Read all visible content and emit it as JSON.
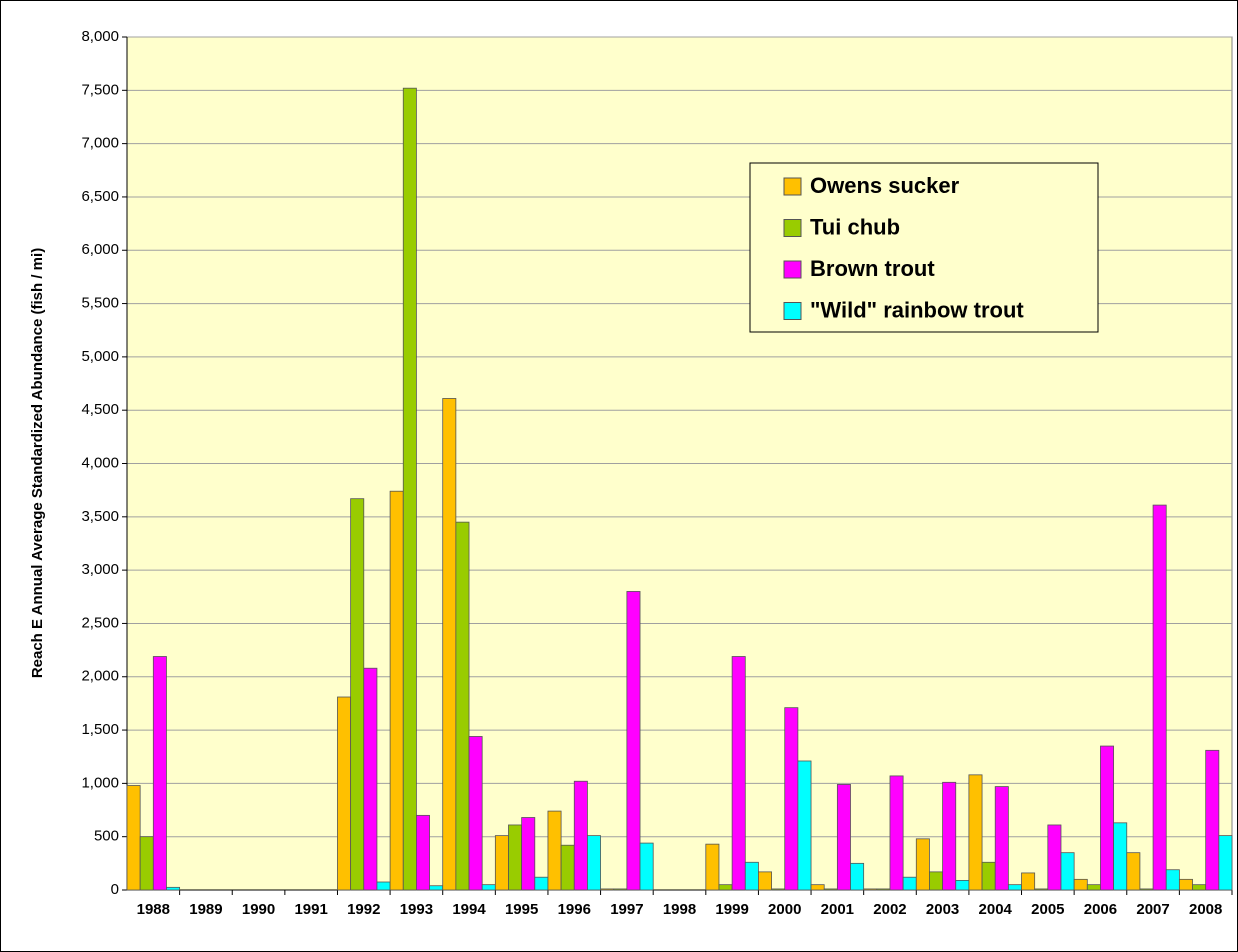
{
  "chart_data": {
    "type": "bar",
    "y_label": "Reach E Annual Average Standardized Abundance (fish / mi)",
    "categories": [
      "1988",
      "1989",
      "1990",
      "1991",
      "1992",
      "1993",
      "1994",
      "1995",
      "1996",
      "1997",
      "1998",
      "1999",
      "2000",
      "2001",
      "2002",
      "2003",
      "2004",
      "2005",
      "2006",
      "2007",
      "2008"
    ],
    "series": [
      {
        "name": "Owens sucker",
        "color": "#ffc000",
        "values": [
          980,
          null,
          null,
          null,
          1810,
          3740,
          4610,
          510,
          740,
          10,
          null,
          430,
          170,
          50,
          10,
          480,
          1080,
          160,
          100,
          350,
          100
        ]
      },
      {
        "name": "Tui chub",
        "color": "#99cc00",
        "values": [
          500,
          null,
          null,
          null,
          3670,
          7520,
          3450,
          610,
          420,
          10,
          null,
          50,
          10,
          10,
          10,
          170,
          260,
          10,
          50,
          10,
          50
        ]
      },
      {
        "name": "Brown trout",
        "color": "#ff00ff",
        "values": [
          2190,
          null,
          null,
          null,
          2080,
          700,
          1440,
          680,
          1020,
          2800,
          null,
          2190,
          1710,
          990,
          1070,
          1010,
          970,
          610,
          1350,
          3610,
          1310
        ]
      },
      {
        "name": "\"Wild\" rainbow trout",
        "color": "#00ffff",
        "values": [
          25,
          null,
          null,
          null,
          75,
          40,
          50,
          120,
          510,
          440,
          null,
          260,
          1210,
          250,
          120,
          90,
          50,
          350,
          630,
          190,
          510
        ]
      }
    ],
    "ylim": [
      0,
      8000
    ],
    "yticks": [
      0,
      500,
      {
        "value": 1000,
        "label": "1,000"
      },
      {
        "value": 1500,
        "label": "1,500"
      },
      {
        "value": 2000,
        "label": "2,000"
      },
      {
        "value": 2500,
        "label": "2,500"
      },
      {
        "value": 3000,
        "label": "3,000"
      },
      {
        "value": 3500,
        "label": "3,500"
      },
      {
        "value": 4000,
        "label": "4,000"
      },
      {
        "value": 4500,
        "label": "4,500"
      },
      {
        "value": 5000,
        "label": "5,000"
      },
      {
        "value": 5500,
        "label": "5,500"
      },
      {
        "value": 6000,
        "label": "6,000"
      },
      {
        "value": 6500,
        "label": "6,500"
      },
      {
        "value": 7000,
        "label": "7,000"
      },
      {
        "value": 7500,
        "label": "7,500"
      },
      {
        "value": 8000,
        "label": "8,000"
      }
    ],
    "grid": true
  }
}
● ● ● ●
**TASK DESCRIPTION**. Indicate how many lines of the material contain the string "name", giving the number and nothing more.

**FINISHED TASK**. 4